[ROWS]:

--------------------------------------------------

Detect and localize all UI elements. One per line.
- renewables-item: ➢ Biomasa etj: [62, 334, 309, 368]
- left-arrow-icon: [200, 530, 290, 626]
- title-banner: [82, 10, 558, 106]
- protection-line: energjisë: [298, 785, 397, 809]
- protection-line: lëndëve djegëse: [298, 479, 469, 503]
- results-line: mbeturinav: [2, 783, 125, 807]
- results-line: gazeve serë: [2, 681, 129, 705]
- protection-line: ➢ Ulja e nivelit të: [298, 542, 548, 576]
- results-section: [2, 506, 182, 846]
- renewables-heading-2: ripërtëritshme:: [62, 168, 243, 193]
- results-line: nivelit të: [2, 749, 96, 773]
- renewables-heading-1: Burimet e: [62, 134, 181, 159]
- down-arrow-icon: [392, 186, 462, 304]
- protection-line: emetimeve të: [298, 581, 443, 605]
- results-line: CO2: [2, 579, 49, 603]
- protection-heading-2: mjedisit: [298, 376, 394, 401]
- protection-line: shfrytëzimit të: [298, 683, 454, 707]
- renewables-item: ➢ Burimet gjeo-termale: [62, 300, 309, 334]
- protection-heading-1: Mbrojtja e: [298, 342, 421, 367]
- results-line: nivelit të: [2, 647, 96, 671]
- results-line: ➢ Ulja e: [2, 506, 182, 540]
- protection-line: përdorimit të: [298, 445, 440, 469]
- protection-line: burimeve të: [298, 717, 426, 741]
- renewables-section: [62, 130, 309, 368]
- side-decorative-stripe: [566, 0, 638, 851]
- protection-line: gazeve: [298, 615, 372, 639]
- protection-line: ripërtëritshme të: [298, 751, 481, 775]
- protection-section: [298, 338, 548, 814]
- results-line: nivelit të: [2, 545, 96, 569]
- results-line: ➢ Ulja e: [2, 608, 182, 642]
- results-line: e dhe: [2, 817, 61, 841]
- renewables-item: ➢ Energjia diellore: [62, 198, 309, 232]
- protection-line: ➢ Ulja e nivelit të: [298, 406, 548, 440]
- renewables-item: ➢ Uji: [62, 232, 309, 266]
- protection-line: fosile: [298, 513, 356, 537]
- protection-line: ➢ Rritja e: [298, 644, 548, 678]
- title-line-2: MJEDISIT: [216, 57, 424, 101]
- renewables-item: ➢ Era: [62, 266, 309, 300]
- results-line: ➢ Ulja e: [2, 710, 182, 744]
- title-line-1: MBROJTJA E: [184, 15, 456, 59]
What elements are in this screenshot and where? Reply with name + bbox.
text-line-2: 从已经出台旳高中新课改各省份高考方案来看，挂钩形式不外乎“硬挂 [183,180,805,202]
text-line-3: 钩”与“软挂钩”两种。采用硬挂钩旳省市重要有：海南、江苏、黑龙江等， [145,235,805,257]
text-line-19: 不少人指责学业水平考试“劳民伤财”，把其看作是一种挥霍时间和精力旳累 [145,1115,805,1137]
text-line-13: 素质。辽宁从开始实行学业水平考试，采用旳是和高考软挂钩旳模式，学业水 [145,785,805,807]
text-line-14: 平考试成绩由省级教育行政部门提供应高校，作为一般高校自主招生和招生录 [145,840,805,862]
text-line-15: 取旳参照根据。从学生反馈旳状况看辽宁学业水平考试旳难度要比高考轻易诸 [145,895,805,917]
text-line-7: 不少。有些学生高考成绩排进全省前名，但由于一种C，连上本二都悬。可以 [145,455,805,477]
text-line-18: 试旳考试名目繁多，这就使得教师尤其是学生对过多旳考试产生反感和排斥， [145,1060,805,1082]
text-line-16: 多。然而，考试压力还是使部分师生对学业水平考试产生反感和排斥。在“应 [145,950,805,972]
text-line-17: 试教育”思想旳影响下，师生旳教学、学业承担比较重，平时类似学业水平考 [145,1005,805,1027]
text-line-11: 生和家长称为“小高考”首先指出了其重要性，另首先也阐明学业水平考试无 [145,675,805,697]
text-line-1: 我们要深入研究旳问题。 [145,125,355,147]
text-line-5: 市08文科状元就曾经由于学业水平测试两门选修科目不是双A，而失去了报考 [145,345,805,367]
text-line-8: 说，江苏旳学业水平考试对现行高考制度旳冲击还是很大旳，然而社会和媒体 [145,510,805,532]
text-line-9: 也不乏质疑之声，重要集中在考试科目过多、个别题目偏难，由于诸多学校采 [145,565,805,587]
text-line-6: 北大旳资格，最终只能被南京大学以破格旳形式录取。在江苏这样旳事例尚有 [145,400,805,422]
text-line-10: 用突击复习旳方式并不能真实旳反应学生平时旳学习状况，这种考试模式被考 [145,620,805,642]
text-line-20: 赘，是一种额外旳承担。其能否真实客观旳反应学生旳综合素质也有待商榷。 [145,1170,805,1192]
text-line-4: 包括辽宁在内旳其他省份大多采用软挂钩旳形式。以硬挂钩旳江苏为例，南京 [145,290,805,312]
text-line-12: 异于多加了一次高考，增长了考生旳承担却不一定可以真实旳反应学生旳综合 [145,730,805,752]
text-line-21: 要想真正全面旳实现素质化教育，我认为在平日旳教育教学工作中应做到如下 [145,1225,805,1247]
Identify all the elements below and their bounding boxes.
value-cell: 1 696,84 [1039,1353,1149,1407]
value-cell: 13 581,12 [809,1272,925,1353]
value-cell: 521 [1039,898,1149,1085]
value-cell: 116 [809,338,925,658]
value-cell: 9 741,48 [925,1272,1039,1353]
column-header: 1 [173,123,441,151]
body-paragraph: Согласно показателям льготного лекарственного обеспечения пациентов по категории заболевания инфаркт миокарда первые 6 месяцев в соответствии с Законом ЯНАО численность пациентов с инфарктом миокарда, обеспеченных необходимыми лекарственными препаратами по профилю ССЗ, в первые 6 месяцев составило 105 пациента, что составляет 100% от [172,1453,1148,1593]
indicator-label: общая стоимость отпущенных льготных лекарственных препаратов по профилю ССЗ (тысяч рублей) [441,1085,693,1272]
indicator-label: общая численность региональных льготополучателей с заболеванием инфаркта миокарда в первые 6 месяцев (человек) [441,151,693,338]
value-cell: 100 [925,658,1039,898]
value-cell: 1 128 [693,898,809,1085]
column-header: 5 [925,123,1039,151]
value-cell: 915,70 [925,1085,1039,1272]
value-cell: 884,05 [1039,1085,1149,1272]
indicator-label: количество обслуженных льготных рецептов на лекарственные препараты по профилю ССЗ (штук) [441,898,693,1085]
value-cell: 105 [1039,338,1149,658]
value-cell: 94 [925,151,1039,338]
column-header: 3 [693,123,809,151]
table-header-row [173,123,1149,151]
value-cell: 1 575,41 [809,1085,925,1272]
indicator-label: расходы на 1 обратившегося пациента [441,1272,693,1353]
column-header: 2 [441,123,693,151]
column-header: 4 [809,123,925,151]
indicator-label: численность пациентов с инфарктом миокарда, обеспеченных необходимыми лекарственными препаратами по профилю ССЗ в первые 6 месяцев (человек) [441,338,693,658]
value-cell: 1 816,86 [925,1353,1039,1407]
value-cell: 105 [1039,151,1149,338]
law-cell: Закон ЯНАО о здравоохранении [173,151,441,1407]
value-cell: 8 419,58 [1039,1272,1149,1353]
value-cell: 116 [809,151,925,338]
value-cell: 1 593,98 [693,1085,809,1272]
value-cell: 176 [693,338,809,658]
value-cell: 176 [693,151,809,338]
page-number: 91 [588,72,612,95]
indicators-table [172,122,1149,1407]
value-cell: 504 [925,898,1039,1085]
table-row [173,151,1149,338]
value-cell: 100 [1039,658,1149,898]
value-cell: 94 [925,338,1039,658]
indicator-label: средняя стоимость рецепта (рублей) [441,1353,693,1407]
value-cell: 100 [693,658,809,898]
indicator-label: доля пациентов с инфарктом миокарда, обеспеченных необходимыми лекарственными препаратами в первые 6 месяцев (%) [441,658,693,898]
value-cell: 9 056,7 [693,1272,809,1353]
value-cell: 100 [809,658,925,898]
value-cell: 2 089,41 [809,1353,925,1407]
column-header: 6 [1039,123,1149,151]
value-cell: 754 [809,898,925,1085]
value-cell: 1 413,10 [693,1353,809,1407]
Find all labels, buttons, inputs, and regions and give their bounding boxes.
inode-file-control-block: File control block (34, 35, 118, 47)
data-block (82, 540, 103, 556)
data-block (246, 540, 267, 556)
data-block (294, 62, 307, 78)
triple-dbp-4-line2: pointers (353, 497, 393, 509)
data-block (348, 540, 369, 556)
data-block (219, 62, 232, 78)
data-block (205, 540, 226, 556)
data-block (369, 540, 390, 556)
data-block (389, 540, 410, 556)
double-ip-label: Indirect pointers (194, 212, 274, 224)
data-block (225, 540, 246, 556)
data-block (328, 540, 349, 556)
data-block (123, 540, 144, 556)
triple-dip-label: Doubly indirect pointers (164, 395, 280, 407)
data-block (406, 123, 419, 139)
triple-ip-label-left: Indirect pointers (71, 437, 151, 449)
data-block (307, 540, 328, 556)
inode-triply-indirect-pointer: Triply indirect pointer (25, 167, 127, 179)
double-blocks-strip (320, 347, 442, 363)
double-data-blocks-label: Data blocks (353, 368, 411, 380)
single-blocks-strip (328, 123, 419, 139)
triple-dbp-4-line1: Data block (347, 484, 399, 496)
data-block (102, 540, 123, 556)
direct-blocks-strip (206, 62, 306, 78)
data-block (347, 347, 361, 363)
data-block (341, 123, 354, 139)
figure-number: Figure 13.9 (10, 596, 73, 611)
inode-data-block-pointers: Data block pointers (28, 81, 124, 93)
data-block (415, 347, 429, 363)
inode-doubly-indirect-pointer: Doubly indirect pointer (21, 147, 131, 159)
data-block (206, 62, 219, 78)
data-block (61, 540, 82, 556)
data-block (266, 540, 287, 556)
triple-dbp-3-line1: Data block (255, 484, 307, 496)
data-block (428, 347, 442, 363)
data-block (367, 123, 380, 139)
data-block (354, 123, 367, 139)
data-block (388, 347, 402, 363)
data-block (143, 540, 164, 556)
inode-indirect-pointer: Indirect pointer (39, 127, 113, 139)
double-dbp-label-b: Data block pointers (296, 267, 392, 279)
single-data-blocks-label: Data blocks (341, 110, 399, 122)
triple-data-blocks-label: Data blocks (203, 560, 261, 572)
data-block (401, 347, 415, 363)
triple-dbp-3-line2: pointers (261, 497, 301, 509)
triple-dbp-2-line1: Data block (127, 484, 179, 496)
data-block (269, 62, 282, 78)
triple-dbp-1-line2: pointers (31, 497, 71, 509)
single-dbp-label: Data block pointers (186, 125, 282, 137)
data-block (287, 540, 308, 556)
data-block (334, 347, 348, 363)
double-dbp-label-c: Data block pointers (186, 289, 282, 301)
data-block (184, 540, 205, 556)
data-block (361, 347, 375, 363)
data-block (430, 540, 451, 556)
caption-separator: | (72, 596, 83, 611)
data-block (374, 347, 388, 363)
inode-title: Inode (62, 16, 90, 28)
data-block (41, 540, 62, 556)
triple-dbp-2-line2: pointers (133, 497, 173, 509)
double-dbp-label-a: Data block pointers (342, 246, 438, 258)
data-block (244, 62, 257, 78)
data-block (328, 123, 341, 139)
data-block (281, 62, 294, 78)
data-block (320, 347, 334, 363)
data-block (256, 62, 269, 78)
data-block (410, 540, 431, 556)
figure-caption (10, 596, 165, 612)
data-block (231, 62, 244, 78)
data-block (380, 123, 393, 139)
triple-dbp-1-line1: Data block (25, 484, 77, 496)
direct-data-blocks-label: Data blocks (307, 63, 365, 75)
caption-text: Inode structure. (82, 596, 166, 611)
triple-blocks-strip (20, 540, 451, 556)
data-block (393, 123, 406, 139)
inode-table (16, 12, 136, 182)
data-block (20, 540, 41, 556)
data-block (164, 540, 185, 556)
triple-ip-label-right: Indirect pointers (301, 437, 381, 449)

--------------------------------------------------

[INSTRUCTIONS FOR THE TASK]:
Pull out the lines word for word, starting at the very first line of the items and stopping after the line that contains "- protection-line: lëndëve".

[RESULT FOR THIS EXERCISE]:
Detect and localize all UI elements. One per line.
- renewables-item: ➢ Biomasa etj: [62, 334, 309, 368]
- left-arrow-icon: [200, 530, 290, 626]
- title-banner: [82, 10, 558, 106]
- protection-line: energjisë: [298, 785, 397, 809]
- protection-line: lëndëve djegëse: [298, 479, 469, 503]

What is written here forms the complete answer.